• _Task directions_
Every record must be repeated exactly; omit any pictures they contain.

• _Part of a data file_

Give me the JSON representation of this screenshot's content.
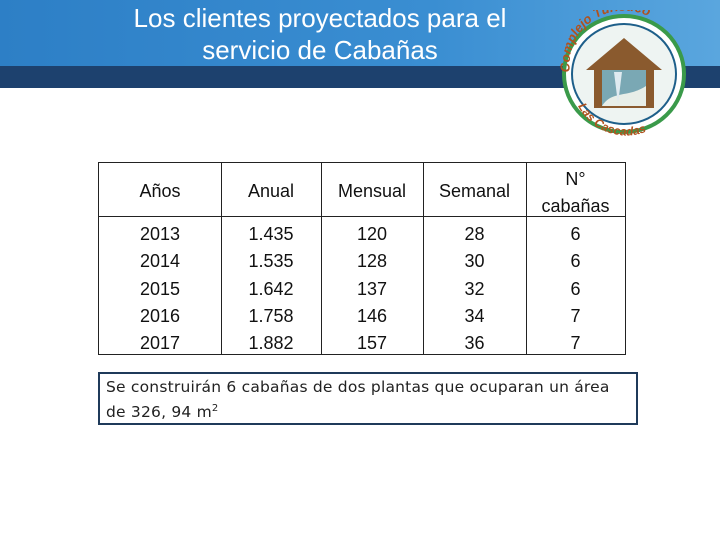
{
  "header": {
    "title_lines": [
      "Los clientes proyectados para el",
      "servicio de Cabañas"
    ]
  },
  "logo": {
    "top_text": "Complejo Turístico",
    "bottom_text": "Las Cascadas"
  },
  "table": {
    "headers": [
      "Años",
      "Anual",
      "Mensual",
      "Semanal",
      [
        "N°",
        "cabañas"
      ]
    ],
    "rows": [
      [
        "2013",
        "1.435",
        "120",
        "28",
        "6"
      ],
      [
        "2014",
        "1.535",
        "128",
        "30",
        "6"
      ],
      [
        "2015",
        "1.642",
        "137",
        "32",
        "6"
      ],
      [
        "2016",
        "1.758",
        "146",
        "34",
        "7"
      ],
      [
        "2017",
        "1.882",
        "157",
        "36",
        "7"
      ]
    ]
  },
  "note": {
    "text": "Se construirán 6 cabañas de dos plantas que ocuparan un área de 326, 94 m",
    "sup": "2"
  }
}
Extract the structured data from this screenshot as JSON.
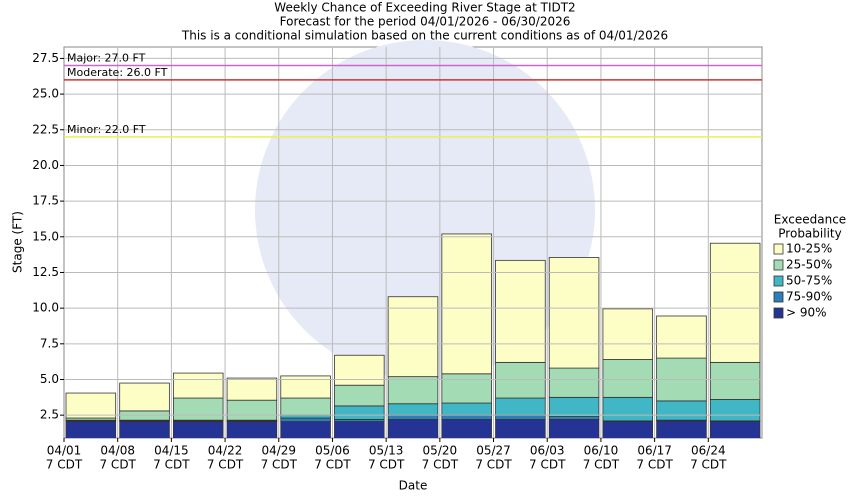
{
  "chart_data": {
    "type": "bar",
    "stacked": true,
    "title": [
      "Weekly Chance of Exceeding River Stage at TIDT2",
      "Forecast for the period 04/01/2026 - 06/30/2026",
      "This is a conditional simulation based on the current conditions as of 04/01/2026"
    ],
    "x_label": "Date",
    "y_label": "Stage (FT)",
    "categories": [
      "04/01",
      "04/08",
      "04/15",
      "04/22",
      "04/29",
      "05/06",
      "05/13",
      "05/20",
      "05/27",
      "06/03",
      "06/10",
      "06/17",
      "06/24"
    ],
    "category_suffix": "7 CDT",
    "ylim": [
      0.9,
      28.3
    ],
    "yticks": [
      2.5,
      {
        "value": 5,
        "label": "5.0"
      },
      7.5,
      {
        "value": 10,
        "label": "10.0"
      },
      12.5,
      {
        "value": 15,
        "label": "15.0"
      },
      17.5,
      {
        "value": 20,
        "label": "20.0"
      },
      22.5,
      {
        "value": 25,
        "label": "25.0"
      },
      27.5
    ],
    "grid": true,
    "legend_title": [
      "Exceedance",
      "Probability"
    ],
    "legend_position": "right",
    "series": [
      {
        "name": "10-25%",
        "color": "#fdfdc6",
        "values": [
          1.75,
          1.95,
          1.75,
          1.55,
          1.55,
          2.1,
          5.6,
          9.8,
          7.15,
          7.75,
          3.55,
          2.95,
          8.35
        ]
      },
      {
        "name": "25-50%",
        "color": "#a3dbb5",
        "values": [
          0.15,
          0.65,
          1.55,
          1.4,
          1.2,
          1.45,
          1.9,
          2.05,
          2.5,
          2.05,
          2.65,
          3.0,
          2.6
        ]
      },
      {
        "name": "50-75%",
        "color": "#41b6c4",
        "values": [
          0.05,
          0.05,
          0.05,
          0.05,
          0.2,
          0.95,
          0.8,
          0.85,
          1.2,
          1.35,
          1.65,
          1.35,
          1.5
        ]
      },
      {
        "name": "75-90%",
        "color": "#2c7fb8",
        "values": [
          0.05,
          0.05,
          0.05,
          0.05,
          0.25,
          0.15,
          0.3,
          0.3,
          0.3,
          0.2,
          0.05,
          0.05,
          0.05
        ]
      },
      {
        "name": "> 90%",
        "color": "#253494",
        "values": [
          2.05,
          2.05,
          2.05,
          2.05,
          2.05,
          2.05,
          2.2,
          2.2,
          2.2,
          2.2,
          2.05,
          2.1,
          2.05
        ]
      }
    ],
    "flood_levels": [
      {
        "label": "Major: 27.0 FT",
        "value": 27,
        "color": "#cc66cc"
      },
      {
        "label": "Moderate: 26.0 FT",
        "value": 26,
        "color": "#cc3333"
      },
      {
        "label": "Minor: 22.0 FT",
        "value": 22,
        "color": "#eeee55"
      }
    ]
  }
}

• _Reply to the exercise_
Give me the JSON representation of this screenshot's content.
{
  "header": {
    "title_lines": [
      "Los clientes proyectados para el",
      "servicio de Cabañas"
    ]
  },
  "logo": {
    "top_text": "Complejo Turístico",
    "bottom_text": "Las Cascadas"
  },
  "table": {
    "headers": [
      "Años",
      "Anual",
      "Mensual",
      "Semanal",
      [
        "N°",
        "cabañas"
      ]
    ],
    "rows": [
      [
        "2013",
        "1.435",
        "120",
        "28",
        "6"
      ],
      [
        "2014",
        "1.535",
        "128",
        "30",
        "6"
      ],
      [
        "2015",
        "1.642",
        "137",
        "32",
        "6"
      ],
      [
        "2016",
        "1.758",
        "146",
        "34",
        "7"
      ],
      [
        "2017",
        "1.882",
        "157",
        "36",
        "7"
      ]
    ]
  },
  "note": {
    "text": "Se construirán 6 cabañas de dos plantas que ocuparan un área de 326, 94 m",
    "sup": "2"
  }
}
Extract the structured data from this screenshot as JSON.
{
  "chart_data": {
    "type": "bar",
    "stacked": true,
    "title": [
      "Weekly Chance of Exceeding River Stage at TIDT2",
      "Forecast for the period 04/01/2026 - 06/30/2026",
      "This is a conditional simulation based on the current conditions as of 04/01/2026"
    ],
    "x_label": "Date",
    "y_label": "Stage (FT)",
    "categories": [
      "04/01",
      "04/08",
      "04/15",
      "04/22",
      "04/29",
      "05/06",
      "05/13",
      "05/20",
      "05/27",
      "06/03",
      "06/10",
      "06/17",
      "06/24"
    ],
    "category_suffix": "7 CDT",
    "ylim": [
      0.9,
      28.3
    ],
    "yticks": [
      2.5,
      {
        "value": 5,
        "label": "5.0"
      },
      7.5,
      {
        "value": 10,
        "label": "10.0"
      },
      12.5,
      {
        "value": 15,
        "label": "15.0"
      },
      17.5,
      {
        "value": 20,
        "label": "20.0"
      },
      22.5,
      {
        "value": 25,
        "label": "25.0"
      },
      27.5
    ],
    "grid": true,
    "legend_title": [
      "Exceedance",
      "Probability"
    ],
    "legend_position": "right",
    "series": [
      {
        "name": "10-25%",
        "color": "#fdfdc6",
        "values": [
          1.75,
          1.95,
          1.75,
          1.55,
          1.55,
          2.1,
          5.6,
          9.8,
          7.15,
          7.75,
          3.55,
          2.95,
          8.35
        ]
      },
      {
        "name": "25-50%",
        "color": "#a3dbb5",
        "values": [
          0.15,
          0.65,
          1.55,
          1.4,
          1.2,
          1.45,
          1.9,
          2.05,
          2.5,
          2.05,
          2.65,
          3.0,
          2.6
        ]
      },
      {
        "name": "50-75%",
        "color": "#41b6c4",
        "values": [
          0.05,
          0.05,
          0.05,
          0.05,
          0.2,
          0.95,
          0.8,
          0.85,
          1.2,
          1.35,
          1.65,
          1.35,
          1.5
        ]
      },
      {
        "name": "75-90%",
        "color": "#2c7fb8",
        "values": [
          0.05,
          0.05,
          0.05,
          0.05,
          0.25,
          0.15,
          0.3,
          0.3,
          0.3,
          0.2,
          0.05,
          0.05,
          0.05
        ]
      },
      {
        "name": "> 90%",
        "color": "#253494",
        "values": [
          2.05,
          2.05,
          2.05,
          2.05,
          2.05,
          2.05,
          2.2,
          2.2,
          2.2,
          2.2,
          2.05,
          2.1,
          2.05
        ]
      }
    ],
    "flood_levels": [
      {
        "label": "Major: 27.0 FT",
        "value": 27,
        "color": "#cc66cc"
      },
      {
        "label": "Moderate: 26.0 FT",
        "value": 26,
        "color": "#cc3333"
      },
      {
        "label": "Minor: 22.0 FT",
        "value": 22,
        "color": "#eeee55"
      }
    ]
  }
}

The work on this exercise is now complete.